__GIVEN DATA__.
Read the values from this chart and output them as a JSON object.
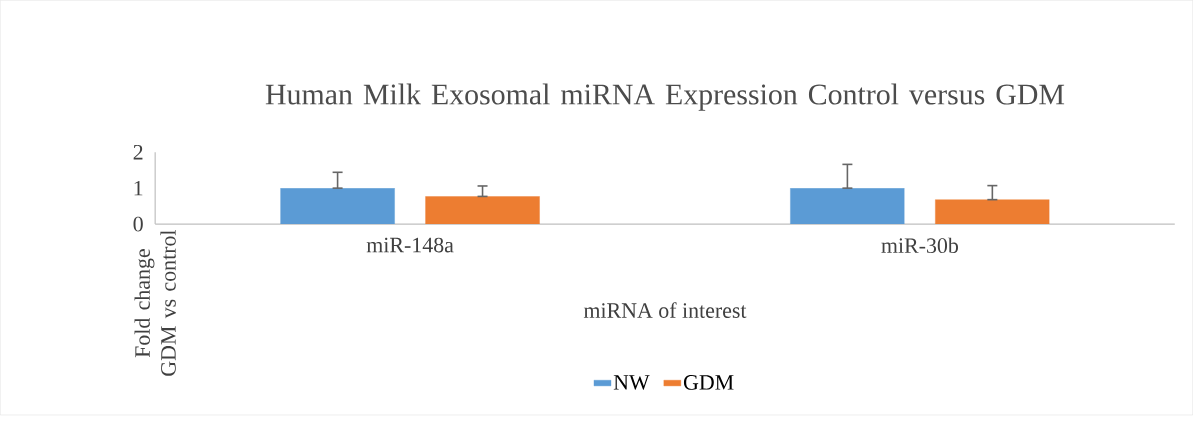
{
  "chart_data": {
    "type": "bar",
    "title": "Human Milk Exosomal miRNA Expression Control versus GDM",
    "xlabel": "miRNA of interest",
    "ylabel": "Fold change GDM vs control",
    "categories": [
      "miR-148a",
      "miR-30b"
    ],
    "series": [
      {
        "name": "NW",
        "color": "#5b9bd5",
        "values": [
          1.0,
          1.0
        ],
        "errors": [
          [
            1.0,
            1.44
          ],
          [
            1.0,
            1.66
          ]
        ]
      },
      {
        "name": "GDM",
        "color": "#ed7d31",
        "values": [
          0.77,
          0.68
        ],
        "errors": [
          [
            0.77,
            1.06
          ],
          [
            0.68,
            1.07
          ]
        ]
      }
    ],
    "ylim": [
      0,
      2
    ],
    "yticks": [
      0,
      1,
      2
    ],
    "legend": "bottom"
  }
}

__EXERCISE PROMPT__. List all lines in the material containing the string "miRNA".

__ANSWER TO THIS PROBLEM__.
    "title": "Human Milk Exosomal miRNA Expression Control versus GDM",
    "xlabel": "miRNA of interest",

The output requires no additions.